# Problem to work on
Find all the lines with "chez" and gather them.

(Stored records)

+-------+

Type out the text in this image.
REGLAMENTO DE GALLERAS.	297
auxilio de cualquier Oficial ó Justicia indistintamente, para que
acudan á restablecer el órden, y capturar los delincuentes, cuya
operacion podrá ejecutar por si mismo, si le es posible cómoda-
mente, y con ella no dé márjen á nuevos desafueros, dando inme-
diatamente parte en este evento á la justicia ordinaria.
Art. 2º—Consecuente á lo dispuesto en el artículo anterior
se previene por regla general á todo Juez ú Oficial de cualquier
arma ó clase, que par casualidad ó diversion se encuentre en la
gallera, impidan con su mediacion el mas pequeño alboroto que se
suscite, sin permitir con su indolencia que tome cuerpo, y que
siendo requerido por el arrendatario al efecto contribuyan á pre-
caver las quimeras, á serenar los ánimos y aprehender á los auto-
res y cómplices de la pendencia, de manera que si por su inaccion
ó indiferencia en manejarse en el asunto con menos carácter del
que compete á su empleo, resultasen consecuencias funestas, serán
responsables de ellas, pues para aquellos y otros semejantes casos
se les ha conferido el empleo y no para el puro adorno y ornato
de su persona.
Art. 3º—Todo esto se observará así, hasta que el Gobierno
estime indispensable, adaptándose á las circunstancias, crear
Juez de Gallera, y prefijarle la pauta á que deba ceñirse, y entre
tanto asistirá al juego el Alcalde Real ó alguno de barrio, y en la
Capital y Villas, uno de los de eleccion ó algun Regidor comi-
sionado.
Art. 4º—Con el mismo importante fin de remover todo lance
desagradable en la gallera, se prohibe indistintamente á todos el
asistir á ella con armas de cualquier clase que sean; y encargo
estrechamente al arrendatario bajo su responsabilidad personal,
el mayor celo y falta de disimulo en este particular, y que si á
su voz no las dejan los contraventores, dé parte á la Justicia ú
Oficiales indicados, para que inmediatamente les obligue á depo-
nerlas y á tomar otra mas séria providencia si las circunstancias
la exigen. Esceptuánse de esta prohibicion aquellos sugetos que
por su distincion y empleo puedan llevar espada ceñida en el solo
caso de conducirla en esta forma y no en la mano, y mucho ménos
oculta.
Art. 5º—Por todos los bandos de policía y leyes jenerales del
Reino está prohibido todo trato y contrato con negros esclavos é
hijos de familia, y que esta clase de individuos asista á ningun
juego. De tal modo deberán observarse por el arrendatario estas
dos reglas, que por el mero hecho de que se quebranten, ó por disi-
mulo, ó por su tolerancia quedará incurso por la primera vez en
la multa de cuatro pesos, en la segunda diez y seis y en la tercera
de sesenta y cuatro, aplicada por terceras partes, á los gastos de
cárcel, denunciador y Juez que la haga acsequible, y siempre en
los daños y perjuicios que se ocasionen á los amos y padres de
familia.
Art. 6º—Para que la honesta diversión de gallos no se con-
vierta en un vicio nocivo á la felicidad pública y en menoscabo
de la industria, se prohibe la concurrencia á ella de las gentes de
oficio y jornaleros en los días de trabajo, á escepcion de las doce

+-------+

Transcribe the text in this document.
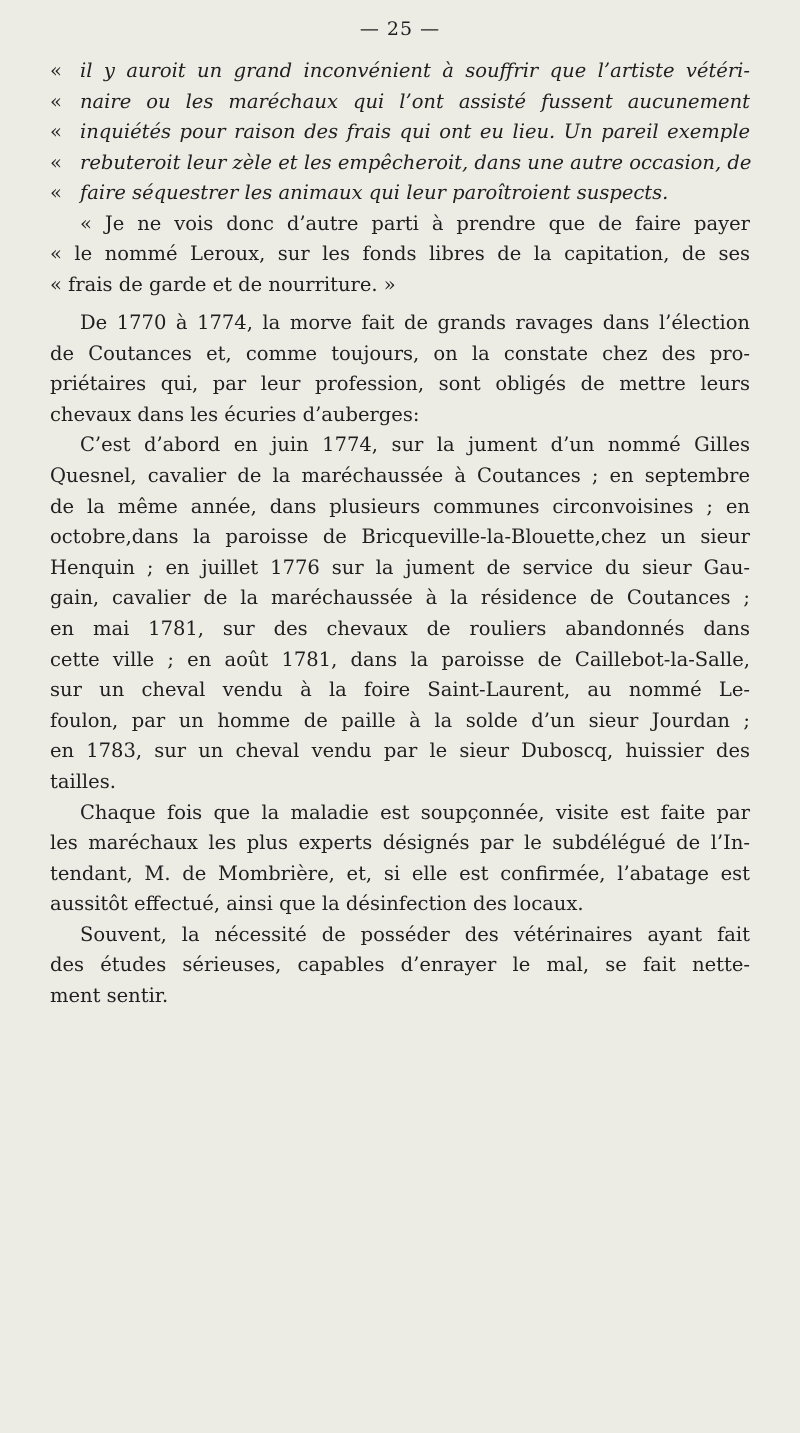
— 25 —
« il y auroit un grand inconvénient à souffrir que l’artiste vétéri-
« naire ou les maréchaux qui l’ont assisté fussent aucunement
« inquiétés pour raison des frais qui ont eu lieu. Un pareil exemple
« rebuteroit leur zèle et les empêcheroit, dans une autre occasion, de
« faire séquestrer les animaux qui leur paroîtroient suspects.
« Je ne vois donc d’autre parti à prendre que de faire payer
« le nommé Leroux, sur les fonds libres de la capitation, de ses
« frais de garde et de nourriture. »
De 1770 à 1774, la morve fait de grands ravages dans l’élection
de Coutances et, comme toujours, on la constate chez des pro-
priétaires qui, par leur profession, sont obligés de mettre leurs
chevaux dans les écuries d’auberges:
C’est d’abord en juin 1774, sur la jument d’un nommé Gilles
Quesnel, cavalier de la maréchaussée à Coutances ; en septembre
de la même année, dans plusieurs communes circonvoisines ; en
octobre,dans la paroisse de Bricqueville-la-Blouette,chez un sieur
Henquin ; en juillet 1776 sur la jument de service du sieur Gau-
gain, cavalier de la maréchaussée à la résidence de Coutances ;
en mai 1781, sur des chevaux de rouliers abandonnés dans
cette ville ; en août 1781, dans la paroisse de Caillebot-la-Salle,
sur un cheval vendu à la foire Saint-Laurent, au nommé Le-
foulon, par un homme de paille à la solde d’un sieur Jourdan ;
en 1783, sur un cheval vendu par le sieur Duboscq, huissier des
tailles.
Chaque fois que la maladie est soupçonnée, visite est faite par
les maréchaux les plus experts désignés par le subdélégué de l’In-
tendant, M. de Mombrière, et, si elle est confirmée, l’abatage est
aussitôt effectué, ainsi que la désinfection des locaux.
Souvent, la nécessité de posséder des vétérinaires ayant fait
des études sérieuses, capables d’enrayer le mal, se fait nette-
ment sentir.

+-------+

# Exercise output
de Coutances et, comme toujours, on la constate chez des pro-
octobre,dans la paroisse de Bricqueville-la-Blouette,chez un sieur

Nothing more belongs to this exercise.